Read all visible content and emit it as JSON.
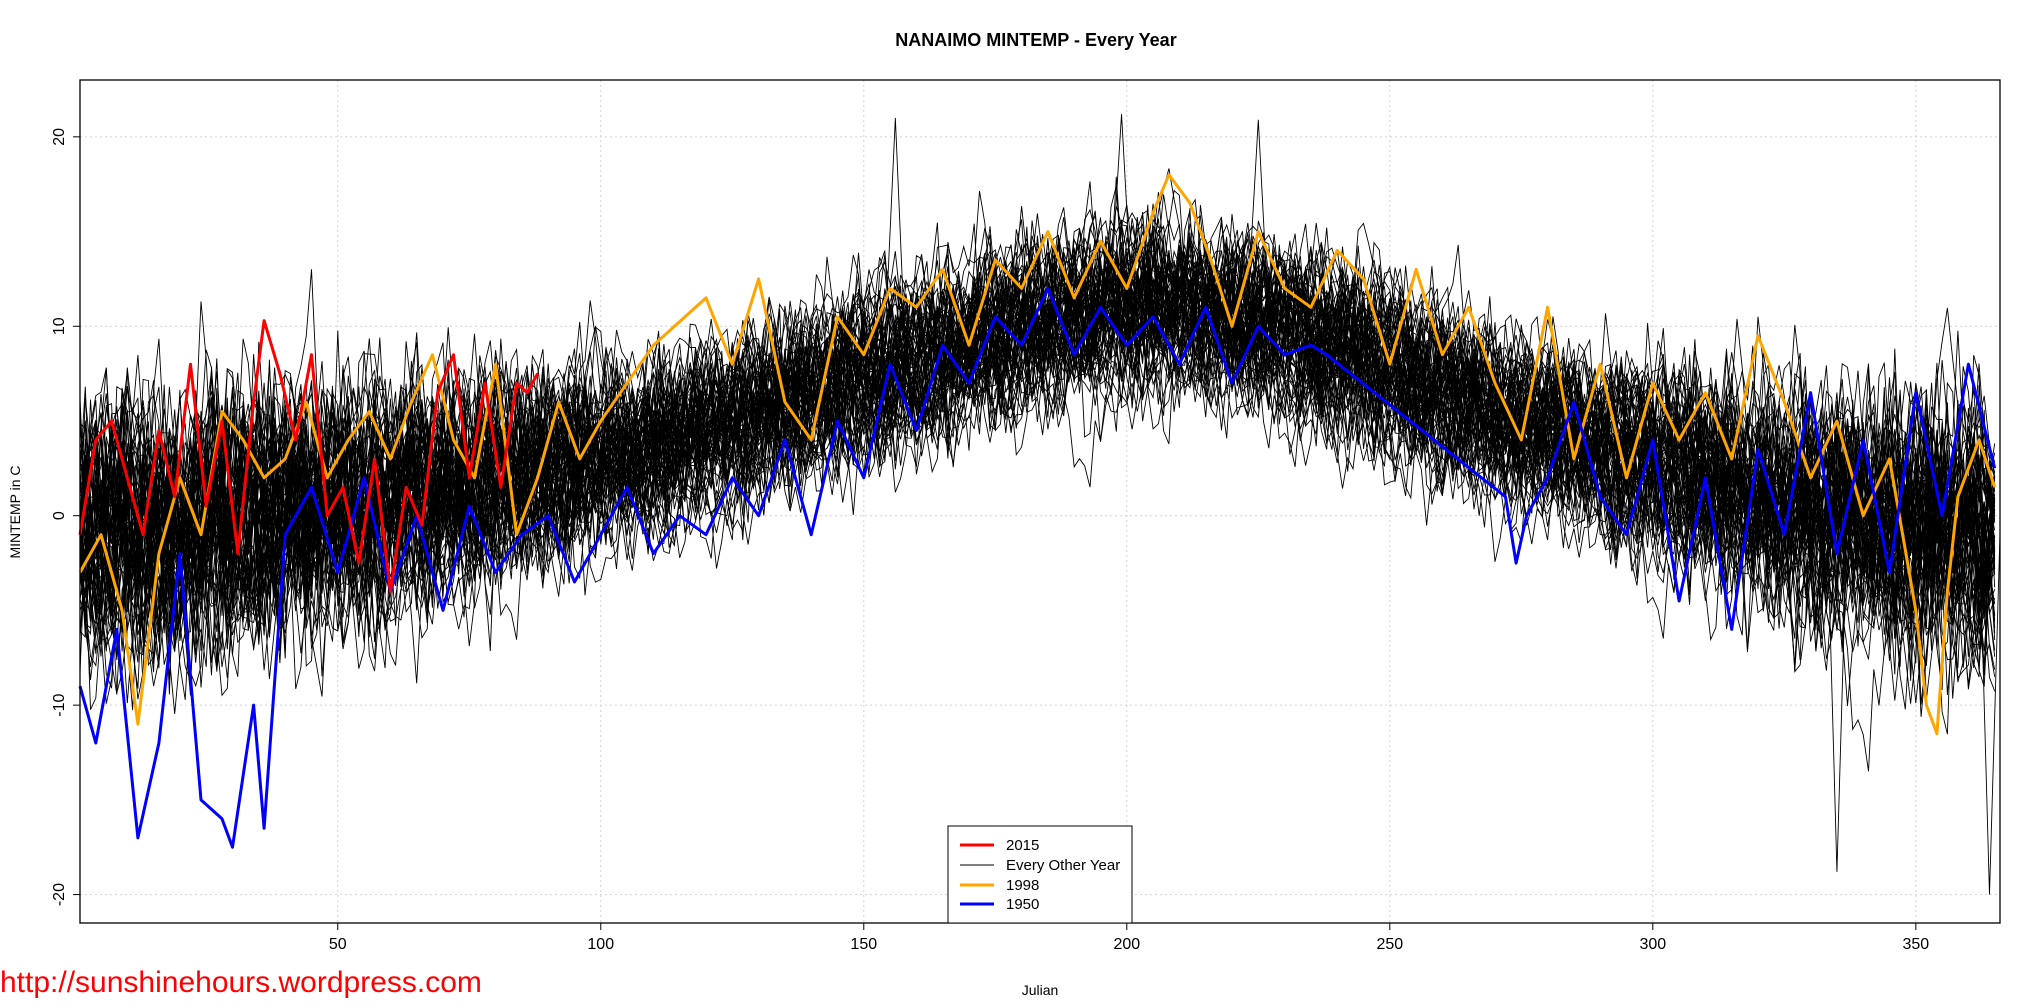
{
  "chart_data": {
    "type": "line",
    "title": "NANAIMO MINTEMP - Every Year",
    "xlabel": "Julian",
    "ylabel": "MINTEMP in C",
    "xlim": [
      1,
      366
    ],
    "ylim": [
      -21.5,
      23
    ],
    "x_ticks": [
      50,
      100,
      150,
      200,
      250,
      300,
      350
    ],
    "x_tick_labels": [
      "50",
      "100",
      "150",
      "200",
      "250",
      "300",
      "350"
    ],
    "y_ticks": [
      -20,
      -10,
      0,
      10,
      20
    ],
    "y_tick_labels": [
      "-20",
      "-10",
      "0",
      "10",
      "20"
    ],
    "grid": true,
    "legend_position": "bottom-center",
    "legend": [
      {
        "label": "2015",
        "color": "#ff0000",
        "width": 3
      },
      {
        "label": "Every Other Year",
        "color": "#000000",
        "width": 1
      },
      {
        "label": "1998",
        "color": "#ffa500",
        "width": 3
      },
      {
        "label": "1950",
        "color": "#0000ff",
        "width": 3
      }
    ],
    "background_years": {
      "label": "Every Other Year",
      "color": "#000000",
      "count": 70,
      "day_range": [
        1,
        365
      ],
      "annual_mean_profile": {
        "day": [
          1,
          30,
          60,
          90,
          120,
          150,
          180,
          200,
          215,
          240,
          270,
          300,
          330,
          365
        ],
        "mean": [
          -0.5,
          0.0,
          1.0,
          2.5,
          4.5,
          7.5,
          10.0,
          11.2,
          11.0,
          9.0,
          5.5,
          3.0,
          0.5,
          -1.0
        ]
      },
      "spread_sd": 3.0,
      "notable_extremes": [
        {
          "day": 156,
          "value": 21.0
        },
        {
          "day": 199,
          "value": 21.2
        },
        {
          "day": 225,
          "value": 20.9
        },
        {
          "day": 335,
          "value": -18.8
        },
        {
          "day": 364,
          "value": -20.0
        }
      ]
    },
    "series": [
      {
        "name": "2015",
        "color": "#ff0000",
        "width": 3,
        "x": [
          1,
          4,
          7,
          10,
          13,
          16,
          19,
          22,
          25,
          28,
          31,
          34,
          36,
          39,
          42,
          45,
          48,
          51,
          54,
          57,
          60,
          63,
          66,
          69,
          72,
          75,
          78,
          81,
          84,
          86,
          88
        ],
        "values": [
          -1.0,
          4.0,
          5.0,
          2.0,
          -1.0,
          4.5,
          1.0,
          8.0,
          0.5,
          5.0,
          -2.0,
          6.0,
          10.3,
          7.5,
          4.0,
          8.5,
          0.0,
          1.5,
          -2.5,
          3.0,
          -4.0,
          1.5,
          -0.5,
          6.5,
          8.5,
          2.0,
          7.0,
          1.5,
          7.0,
          6.5,
          7.5
        ]
      },
      {
        "name": "1998",
        "color": "#ffa500",
        "width": 3,
        "x": [
          1,
          5,
          9,
          12,
          16,
          20,
          24,
          28,
          32,
          36,
          40,
          44,
          48,
          52,
          56,
          60,
          64,
          68,
          72,
          76,
          80,
          84,
          88,
          92,
          96,
          100,
          110,
          120,
          125,
          130,
          135,
          140,
          145,
          150,
          155,
          160,
          165,
          170,
          175,
          180,
          185,
          190,
          195,
          200,
          205,
          208,
          212,
          216,
          220,
          225,
          230,
          235,
          240,
          245,
          250,
          255,
          260,
          265,
          270,
          275,
          280,
          285,
          290,
          295,
          300,
          305,
          310,
          315,
          320,
          325,
          330,
          335,
          340,
          345,
          350,
          352,
          354,
          356,
          358,
          362,
          365
        ],
        "values": [
          -3.0,
          -1.0,
          -5.0,
          -11.0,
          -2.0,
          2.0,
          -1.0,
          5.5,
          4.0,
          2.0,
          3.0,
          6.0,
          2.0,
          4.0,
          5.5,
          3.0,
          6.0,
          8.5,
          4.0,
          2.0,
          8.0,
          -1.0,
          2.0,
          6.0,
          3.0,
          5.0,
          9.0,
          11.5,
          8.0,
          12.5,
          6.0,
          4.0,
          10.5,
          8.5,
          12.0,
          11.0,
          13.0,
          9.0,
          13.5,
          12.0,
          15.0,
          11.5,
          14.5,
          12.0,
          16.0,
          18.0,
          16.5,
          13.5,
          10.0,
          15.0,
          12.0,
          11.0,
          14.0,
          12.5,
          8.0,
          13.0,
          8.5,
          11.0,
          7.0,
          4.0,
          11.0,
          3.0,
          8.0,
          2.0,
          7.0,
          4.0,
          6.5,
          3.0,
          9.5,
          6.0,
          2.0,
          5.0,
          0.0,
          3.0,
          -5.0,
          -10.0,
          -11.5,
          -4.0,
          1.0,
          4.0,
          1.5
        ]
      },
      {
        "name": "1950",
        "color": "#0000ff",
        "width": 3,
        "x": [
          1,
          4,
          8,
          12,
          16,
          20,
          24,
          28,
          30,
          34,
          36,
          40,
          45,
          50,
          55,
          60,
          65,
          70,
          75,
          80,
          85,
          90,
          95,
          100,
          105,
          110,
          115,
          120,
          125,
          130,
          135,
          140,
          145,
          150,
          155,
          160,
          165,
          170,
          175,
          180,
          185,
          190,
          195,
          200,
          205,
          210,
          215,
          220,
          225,
          230,
          235,
          238,
          272,
          274,
          276,
          280,
          285,
          290,
          295,
          300,
          305,
          310,
          315,
          320,
          325,
          330,
          335,
          340,
          345,
          350,
          355,
          360,
          365
        ],
        "values": [
          -9.0,
          -12.0,
          -6.0,
          -17.0,
          -12.0,
          -2.0,
          -15.0,
          -16.0,
          -17.5,
          -10.0,
          -16.5,
          -1.0,
          1.5,
          -3.0,
          2.0,
          -4.0,
          0.0,
          -5.0,
          0.5,
          -3.0,
          -1.0,
          0.0,
          -3.5,
          -1.0,
          1.5,
          -2.0,
          0.0,
          -1.0,
          2.0,
          0.0,
          4.0,
          -1.0,
          5.0,
          2.0,
          8.0,
          4.5,
          9.0,
          7.0,
          10.5,
          9.0,
          12.0,
          8.5,
          11.0,
          9.0,
          10.5,
          8.0,
          11.0,
          7.0,
          10.0,
          8.5,
          9.0,
          8.5,
          1.0,
          -2.5,
          0.0,
          2.0,
          6.0,
          1.0,
          -1.0,
          4.0,
          -4.5,
          2.0,
          -6.0,
          3.5,
          -1.0,
          6.5,
          -2.0,
          4.0,
          -3.0,
          6.5,
          0.0,
          8.0,
          2.5
        ]
      }
    ]
  },
  "watermark": "http://sunshinehours.wordpress.com"
}
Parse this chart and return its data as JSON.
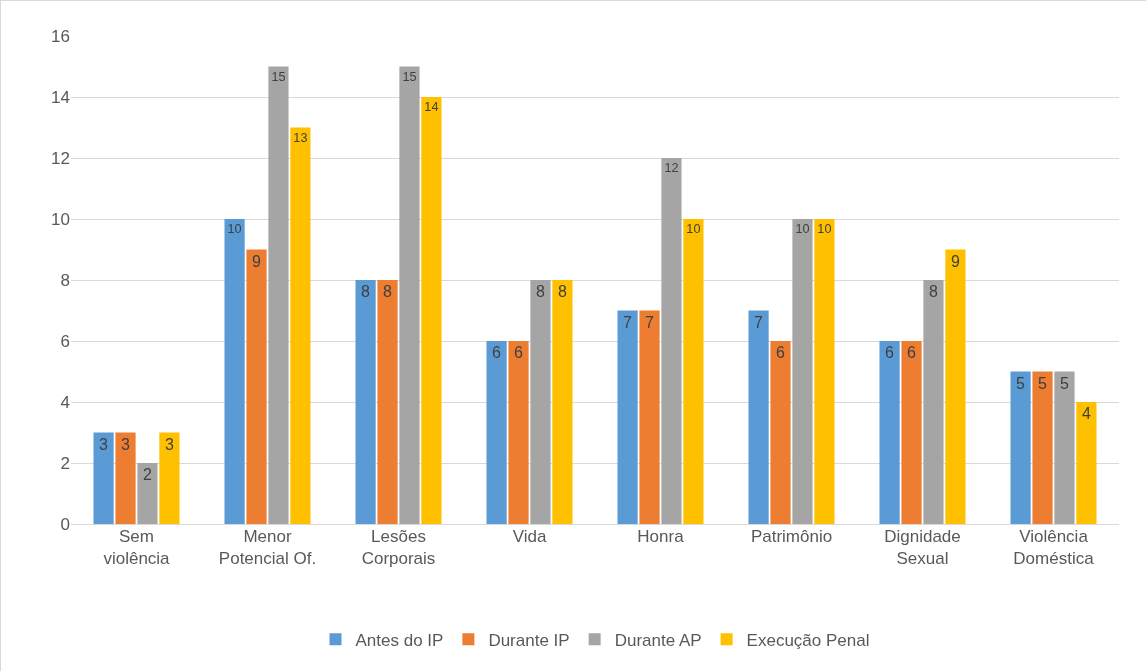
{
  "chart_data": {
    "type": "bar",
    "categories": [
      "Sem violência",
      "Menor Potencial Of.",
      "Lesões Corporais",
      "Vida",
      "Honra",
      "Patrimônio",
      "Dignidade Sexual",
      "Violência Doméstica"
    ],
    "series": [
      {
        "name": "Antes do IP",
        "color": "#5b9bd5",
        "values": [
          3,
          10,
          8,
          6,
          7,
          7,
          6,
          5
        ]
      },
      {
        "name": "Durante IP",
        "color": "#ed7d31",
        "values": [
          3,
          9,
          8,
          6,
          7,
          6,
          6,
          5
        ]
      },
      {
        "name": "Durante AP",
        "color": "#a5a5a5",
        "values": [
          2,
          15,
          15,
          8,
          12,
          10,
          8,
          5
        ]
      },
      {
        "name": "Execução Penal",
        "color": "#ffc000",
        "values": [
          3,
          13,
          14,
          8,
          10,
          10,
          9,
          4
        ]
      }
    ],
    "ylim": [
      0,
      16
    ],
    "yticks": [
      0,
      2,
      4,
      6,
      8,
      10,
      12,
      14,
      16
    ],
    "grid": "y",
    "legend": "bottom",
    "data_labels": true
  }
}
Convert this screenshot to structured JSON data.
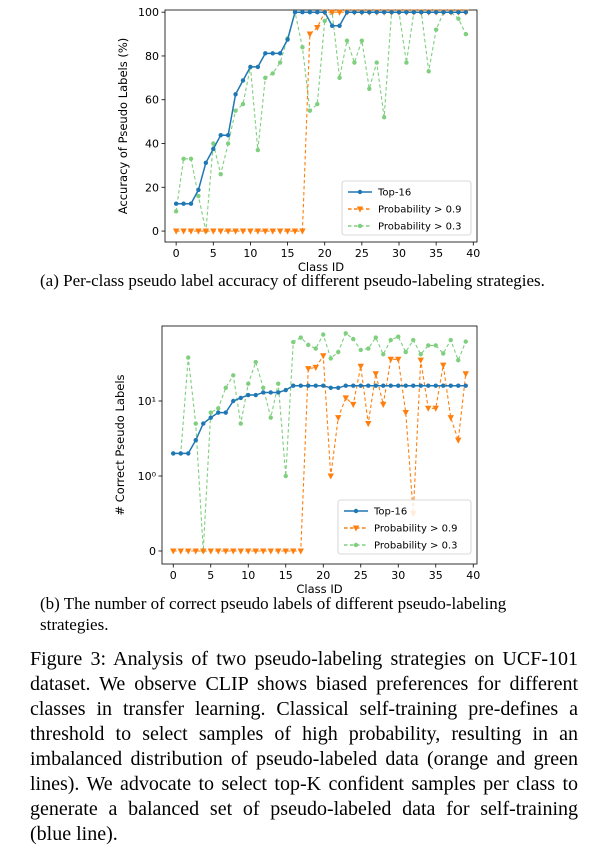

☆ ☆ ☆

Write out the whole listing again, exactly, with no pictures.

# WRITTEN RESPONSE
Read all visible content and emit it as JSON.
{
  "chart_data": {
    "type": "line",
    "title": "NANAIMO MINTEMP - Every Year",
    "xlabel": "Julian",
    "ylabel": "MINTEMP in C",
    "xlim": [
      1,
      366
    ],
    "ylim": [
      -21.5,
      23
    ],
    "x_ticks": [
      50,
      100,
      150,
      200,
      250,
      300,
      350
    ],
    "x_tick_labels": [
      "50",
      "100",
      "150",
      "200",
      "250",
      "300",
      "350"
    ],
    "y_ticks": [
      -20,
      -10,
      0,
      10,
      20
    ],
    "y_tick_labels": [
      "-20",
      "-10",
      "0",
      "10",
      "20"
    ],
    "grid": true,
    "legend_position": "bottom-center",
    "legend": [
      {
        "label": "2015",
        "color": "#ff0000",
        "width": 3
      },
      {
        "label": "Every Other Year",
        "color": "#000000",
        "width": 1
      },
      {
        "label": "1998",
        "color": "#ffa500",
        "width": 3
      },
      {
        "label": "1950",
        "color": "#0000ff",
        "width": 3
      }
    ],
    "background_years": {
      "label": "Every Other Year",
      "color": "#000000",
      "count": 70,
      "day_range": [
        1,
        365
      ],
      "annual_mean_profile": {
        "day": [
          1,
          30,
          60,
          90,
          120,
          150,
          180,
          200,
          215,
          240,
          270,
          300,
          330,
          365
        ],
        "mean": [
          -0.5,
          0.0,
          1.0,
          2.5,
          4.5,
          7.5,
          10.0,
          11.2,
          11.0,
          9.0,
          5.5,
          3.0,
          0.5,
          -1.0
        ]
      },
      "spread_sd": 3.0,
      "notable_extremes": [
        {
          "day": 156,
          "value": 21.0
        },
        {
          "day": 199,
          "value": 21.2
        },
        {
          "day": 225,
          "value": 20.9
        },
        {
          "day": 335,
          "value": -18.8
        },
        {
          "day": 364,
          "value": -20.0
        }
      ]
    },
    "series": [
      {
        "name": "2015",
        "color": "#ff0000",
        "width": 3,
        "x": [
          1,
          4,
          7,
          10,
          13,
          16,
          19,
          22,
          25,
          28,
          31,
          34,
          36,
          39,
          42,
          45,
          48,
          51,
          54,
          57,
          60,
          63,
          66,
          69,
          72,
          75,
          78,
          81,
          84,
          86,
          88
        ],
        "values": [
          -1.0,
          4.0,
          5.0,
          2.0,
          -1.0,
          4.5,
          1.0,
          8.0,
          0.5,
          5.0,
          -2.0,
          6.0,
          10.3,
          7.5,
          4.0,
          8.5,
          0.0,
          1.5,
          -2.5,
          3.0,
          -4.0,
          1.5,
          -0.5,
          6.5,
          8.5,
          2.0,
          7.0,
          1.5,
          7.0,
          6.5,
          7.5
        ]
      },
      {
        "name": "1998",
        "color": "#ffa500",
        "width": 3,
        "x": [
          1,
          5,
          9,
          12,
          16,
          20,
          24,
          28,
          32,
          36,
          40,
          44,
          48,
          52,
          56,
          60,
          64,
          68,
          72,
          76,
          80,
          84,
          88,
          92,
          96,
          100,
          110,
          120,
          125,
          130,
          135,
          140,
          145,
          150,
          155,
          160,
          165,
          170,
          175,
          180,
          185,
          190,
          195,
          200,
          205,
          208,
          212,
          216,
          220,
          225,
          230,
          235,
          240,
          245,
          250,
          255,
          260,
          265,
          270,
          275,
          280,
          285,
          290,
          295,
          300,
          305,
          310,
          315,
          320,
          325,
          330,
          335,
          340,
          345,
          350,
          352,
          354,
          356,
          358,
          362,
          365
        ],
        "values": [
          -3.0,
          -1.0,
          -5.0,
          -11.0,
          -2.0,
          2.0,
          -1.0,
          5.5,
          4.0,
          2.0,
          3.0,
          6.0,
          2.0,
          4.0,
          5.5,
          3.0,
          6.0,
          8.5,
          4.0,
          2.0,
          8.0,
          -1.0,
          2.0,
          6.0,
          3.0,
          5.0,
          9.0,
          11.5,
          8.0,
          12.5,
          6.0,
          4.0,
          10.5,
          8.5,
          12.0,
          11.0,
          13.0,
          9.0,
          13.5,
          12.0,
          15.0,
          11.5,
          14.5,
          12.0,
          16.0,
          18.0,
          16.5,
          13.5,
          10.0,
          15.0,
          12.0,
          11.0,
          14.0,
          12.5,
          8.0,
          13.0,
          8.5,
          11.0,
          7.0,
          4.0,
          11.0,
          3.0,
          8.0,
          2.0,
          7.0,
          4.0,
          6.5,
          3.0,
          9.5,
          6.0,
          2.0,
          5.0,
          0.0,
          3.0,
          -5.0,
          -10.0,
          -11.5,
          -4.0,
          1.0,
          4.0,
          1.5
        ]
      },
      {
        "name": "1950",
        "color": "#0000ff",
        "width": 3,
        "x": [
          1,
          4,
          8,
          12,
          16,
          20,
          24,
          28,
          30,
          34,
          36,
          40,
          45,
          50,
          55,
          60,
          65,
          70,
          75,
          80,
          85,
          90,
          95,
          100,
          105,
          110,
          115,
          120,
          125,
          130,
          135,
          140,
          145,
          150,
          155,
          160,
          165,
          170,
          175,
          180,
          185,
          190,
          195,
          200,
          205,
          210,
          215,
          220,
          225,
          230,
          235,
          238,
          272,
          274,
          276,
          280,
          285,
          290,
          295,
          300,
          305,
          310,
          315,
          320,
          325,
          330,
          335,
          340,
          345,
          350,
          355,
          360,
          365
        ],
        "values": [
          -9.0,
          -12.0,
          -6.0,
          -17.0,
          -12.0,
          -2.0,
          -15.0,
          -16.0,
          -17.5,
          -10.0,
          -16.5,
          -1.0,
          1.5,
          -3.0,
          2.0,
          -4.0,
          0.0,
          -5.0,
          0.5,
          -3.0,
          -1.0,
          0.0,
          -3.5,
          -1.0,
          1.5,
          -2.0,
          0.0,
          -1.0,
          2.0,
          0.0,
          4.0,
          -1.0,
          5.0,
          2.0,
          8.0,
          4.5,
          9.0,
          7.0,
          10.5,
          9.0,
          12.0,
          8.5,
          11.0,
          9.0,
          10.5,
          8.0,
          11.0,
          7.0,
          10.0,
          8.5,
          9.0,
          8.5,
          1.0,
          -2.5,
          0.0,
          2.0,
          6.0,
          1.0,
          -1.0,
          4.0,
          -4.5,
          2.0,
          -6.0,
          3.5,
          -1.0,
          6.5,
          -2.0,
          4.0,
          -3.0,
          6.5,
          0.0,
          8.0,
          2.5
        ]
      }
    ]
  },
  "watermark": "http://sunshinehours.wordpress.com"
}
Parse this chart and return its data as JSON.
{
  "chart_data": {
    "type": "bar",
    "categories": [
      "Sem violência",
      "Menor Potencial Of.",
      "Lesões Corporais",
      "Vida",
      "Honra",
      "Patrimônio",
      "Dignidade Sexual",
      "Violência Doméstica"
    ],
    "series": [
      {
        "name": "Antes do IP",
        "color": "#5b9bd5",
        "values": [
          3,
          10,
          8,
          6,
          7,
          7,
          6,
          5
        ]
      },
      {
        "name": "Durante IP",
        "color": "#ed7d31",
        "values": [
          3,
          9,
          8,
          6,
          7,
          6,
          6,
          5
        ]
      },
      {
        "name": "Durante AP",
        "color": "#a5a5a5",
        "values": [
          2,
          15,
          15,
          8,
          12,
          10,
          8,
          5
        ]
      },
      {
        "name": "Execução Penal",
        "color": "#ffc000",
        "values": [
          3,
          13,
          14,
          8,
          10,
          10,
          9,
          4
        ]
      }
    ],
    "ylim": [
      0,
      16
    ],
    "yticks": [
      0,
      2,
      4,
      6,
      8,
      10,
      12,
      14,
      16
    ],
    "grid": "y",
    "legend": "bottom",
    "data_labels": true
  }
}
Convert this screenshot to structured JSON data.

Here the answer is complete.